Copy out every line of the records where the string "Vent" occurs.
=== EXERCISE MATERIAL ===
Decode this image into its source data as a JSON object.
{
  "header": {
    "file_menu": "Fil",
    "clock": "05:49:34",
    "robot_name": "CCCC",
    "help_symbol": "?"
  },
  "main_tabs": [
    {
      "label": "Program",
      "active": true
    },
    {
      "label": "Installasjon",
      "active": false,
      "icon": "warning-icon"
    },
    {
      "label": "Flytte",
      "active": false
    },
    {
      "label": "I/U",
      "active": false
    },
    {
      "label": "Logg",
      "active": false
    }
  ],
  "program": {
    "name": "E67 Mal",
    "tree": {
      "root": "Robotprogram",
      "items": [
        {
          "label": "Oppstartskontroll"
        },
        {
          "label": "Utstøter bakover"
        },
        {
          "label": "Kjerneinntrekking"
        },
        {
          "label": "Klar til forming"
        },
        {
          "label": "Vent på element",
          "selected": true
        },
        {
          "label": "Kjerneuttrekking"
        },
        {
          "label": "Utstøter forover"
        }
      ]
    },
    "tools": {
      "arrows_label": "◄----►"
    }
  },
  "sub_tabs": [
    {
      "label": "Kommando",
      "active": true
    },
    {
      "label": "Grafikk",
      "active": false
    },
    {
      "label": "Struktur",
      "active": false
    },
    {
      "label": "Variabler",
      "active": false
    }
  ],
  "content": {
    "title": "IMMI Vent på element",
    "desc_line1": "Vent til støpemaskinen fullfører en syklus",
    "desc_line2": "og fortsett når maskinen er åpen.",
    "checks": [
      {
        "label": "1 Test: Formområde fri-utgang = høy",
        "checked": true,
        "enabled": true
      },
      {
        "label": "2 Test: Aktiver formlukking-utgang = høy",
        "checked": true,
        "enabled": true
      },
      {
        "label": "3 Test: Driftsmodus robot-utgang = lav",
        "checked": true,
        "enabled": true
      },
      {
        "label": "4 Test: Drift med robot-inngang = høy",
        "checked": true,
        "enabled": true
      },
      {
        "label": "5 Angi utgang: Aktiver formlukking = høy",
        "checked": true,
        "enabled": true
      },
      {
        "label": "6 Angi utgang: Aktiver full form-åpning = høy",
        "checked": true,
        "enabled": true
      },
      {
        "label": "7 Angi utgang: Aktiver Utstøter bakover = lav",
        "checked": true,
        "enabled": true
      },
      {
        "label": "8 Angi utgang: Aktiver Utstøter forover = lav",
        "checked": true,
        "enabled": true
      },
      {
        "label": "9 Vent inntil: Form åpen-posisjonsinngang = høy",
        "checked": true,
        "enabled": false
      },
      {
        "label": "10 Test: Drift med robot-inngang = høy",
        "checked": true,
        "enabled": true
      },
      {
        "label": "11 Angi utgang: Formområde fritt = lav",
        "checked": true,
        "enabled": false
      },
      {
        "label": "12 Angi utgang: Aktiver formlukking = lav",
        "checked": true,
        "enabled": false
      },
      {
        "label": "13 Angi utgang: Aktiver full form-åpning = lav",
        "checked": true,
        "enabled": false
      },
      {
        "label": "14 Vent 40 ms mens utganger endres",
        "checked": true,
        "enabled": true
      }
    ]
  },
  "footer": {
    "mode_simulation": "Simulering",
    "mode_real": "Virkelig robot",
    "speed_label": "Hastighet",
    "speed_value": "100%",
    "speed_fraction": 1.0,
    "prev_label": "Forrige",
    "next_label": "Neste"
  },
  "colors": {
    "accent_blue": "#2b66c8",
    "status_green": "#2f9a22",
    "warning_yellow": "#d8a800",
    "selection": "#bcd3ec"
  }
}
===
TASK SOLUTION
          "label": "Vent på element",
    "title": "IMMI Vent på element",
    "desc_line1": "Vent til støpemaskinen fullfører en syklus",
        "label": "9 Vent inntil: Form åpen-posisjonsinngang = høy",
        "label": "14 Vent 40 ms mens utganger endres",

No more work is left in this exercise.